Task to complete:
Go through the listing and set it down exactly, leaving out its pictures.
::: The records :::
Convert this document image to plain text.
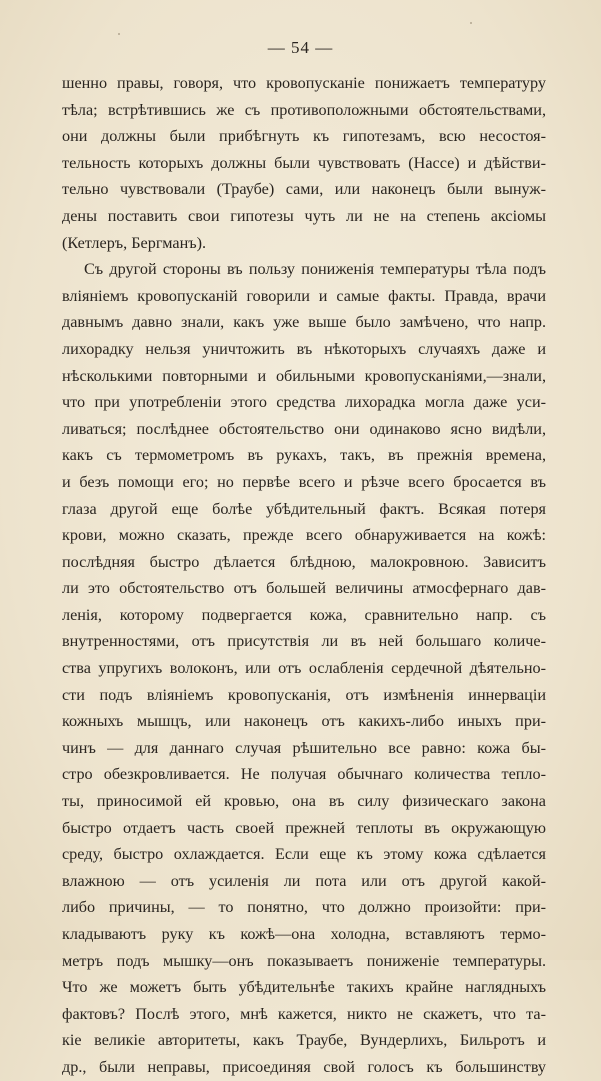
— 54 —
шенно правы, говоря, что кровопусканіе понижаетъ температуру
тѣла; встрѣтившись же съ противоположными обстоятельствами,
они должны были прибѣгнуть къ гипотезамъ, всю несостоя-
тельность которыхъ должны были чувствовать (Нассе) и дѣйстви-
тельно чувствовали (Траубе) сами, или наконецъ были вынуж-
дены поставить свои гипотезы чуть ли не на степень аксіомы
(Кетлеръ, Бергманъ).
Съ другой стороны въ пользу пониженія температуры тѣла подъ
вліяніемъ кровопусканій говорили и самые факты. Правда, врачи
давнымъ давно знали, какъ уже выше было замѣчено, что напр.
лихорадку нельзя уничтожить въ нѣкоторыхъ случаяхъ даже и
нѣсколькими повторными и обильными кровопусканіями,—знали,
что при употребленіи этого средства лихорадка могла даже уси-
ливаться; послѣднее обстоятельство они одинаково ясно видѣли,
какъ съ термометромъ въ рукахъ, такъ, въ прежнія времена,
и безъ помощи его; но первѣе всего и рѣзче всего бросается въ
глаза другой еще болѣе убѣдительный фактъ. Всякая потеря
крови, можно сказать, прежде всего обнаруживается на кожѣ:
послѣдняя быстро дѣлается блѣдною, малокровною. Зависитъ
ли это обстоятельство отъ большей величины атмосфернаго дав-
ленія, которому подвергается кожа, сравнительно напр. съ
внутренностями, отъ присутствія ли въ ней большаго количе-
ства упругихъ волоконъ, или отъ ослабленія сердечной дѣятельно-
сти подъ вліяніемъ кровопусканія, отъ измѣненія иннерваціи
кожныхъ мышцъ, или наконецъ отъ какихъ-либо иныхъ при-
чинъ — для даннаго случая рѣшительно все равно: кожа бы-
стро обезкровливается. Не получая обычнаго количества тепло-
ты, приносимой ей кровью, она въ силу физическаго закона
быстро отдаетъ часть своей прежней теплоты въ окружающую
среду, быстро охлаждается. Если еще къ этому кожа сдѣлается
влажною — отъ усиленія ли пота или отъ другой какой-
либо причины, — то понятно, что должно произойти: при-
кладываютъ руку къ кожѣ—она холодна, вставляютъ термо-
метръ подъ мышку—онъ показываетъ пониженіе температуры.
Что же можетъ быть убѣдительнѣе такихъ крайне наглядныхъ
фактовъ? Послѣ этого, мнѣ кажется, никто не скажетъ, что та-
кіе великіе авторитеты, какъ Траубе, Вундерлихъ, Бильротъ и
др., были неправы, присоединяя свой голосъ къ большинству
:::
Complete response:
Convert this document image to plain text.
— 54 —
шенно правы, говоря, что кровопусканіе понижаетъ температуру
тѣла; встрѣтившись же съ противоположными обстоятельствами,
они должны были прибѣгнуть къ гипотезамъ, всю несостоя-
тельность которыхъ должны были чувствовать (Нассе) и дѣйстви-
тельно чувствовали (Траубе) сами, или наконецъ были вынуж-
дены поставить свои гипотезы чуть ли не на степень аксіомы
(Кетлеръ, Бергманъ).
Съ другой стороны въ пользу пониженія температуры тѣла подъ
вліяніемъ кровопусканій говорили и самые факты. Правда, врачи
давнымъ давно знали, какъ уже выше было замѣчено, что напр.
лихорадку нельзя уничтожить въ нѣкоторыхъ случаяхъ даже и
нѣсколькими повторными и обильными кровопусканіями,—знали,
что при употребленіи этого средства лихорадка могла даже уси-
ливаться; послѣднее обстоятельство они одинаково ясно видѣли,
какъ съ термометромъ въ рукахъ, такъ, въ прежнія времена,
и безъ помощи его; но первѣе всего и рѣзче всего бросается въ
глаза другой еще болѣе убѣдительный фактъ. Всякая потеря
крови, можно сказать, прежде всего обнаруживается на кожѣ:
послѣдняя быстро дѣлается блѣдною, малокровною. Зависитъ
ли это обстоятельство отъ большей величины атмосфернаго дав-
ленія, которому подвергается кожа, сравнительно напр. съ
внутренностями, отъ присутствія ли въ ней большаго количе-
ства упругихъ волоконъ, или отъ ослабленія сердечной дѣятельно-
сти подъ вліяніемъ кровопусканія, отъ измѣненія иннерваціи
кожныхъ мышцъ, или наконецъ отъ какихъ-либо иныхъ при-
чинъ — для даннаго случая рѣшительно все равно: кожа бы-
стро обезкровливается. Не получая обычнаго количества тепло-
ты, приносимой ей кровью, она въ силу физическаго закона
быстро отдаетъ часть своей прежней теплоты въ окружающую
среду, быстро охлаждается. Если еще къ этому кожа сдѣлается
влажною — отъ усиленія ли пота или отъ другой какой-
либо причины, — то понятно, что должно произойти: при-
кладываютъ руку къ кожѣ—она холодна, вставляютъ термо-
метръ подъ мышку—онъ показываетъ пониженіе температуры.
Что же можетъ быть убѣдительнѣе такихъ крайне наглядныхъ
фактовъ? Послѣ этого, мнѣ кажется, никто не скажетъ, что та-
кіе великіе авторитеты, какъ Траубе, Вундерлихъ, Бильротъ и
др., были неправы, присоединяя свой голосъ къ большинству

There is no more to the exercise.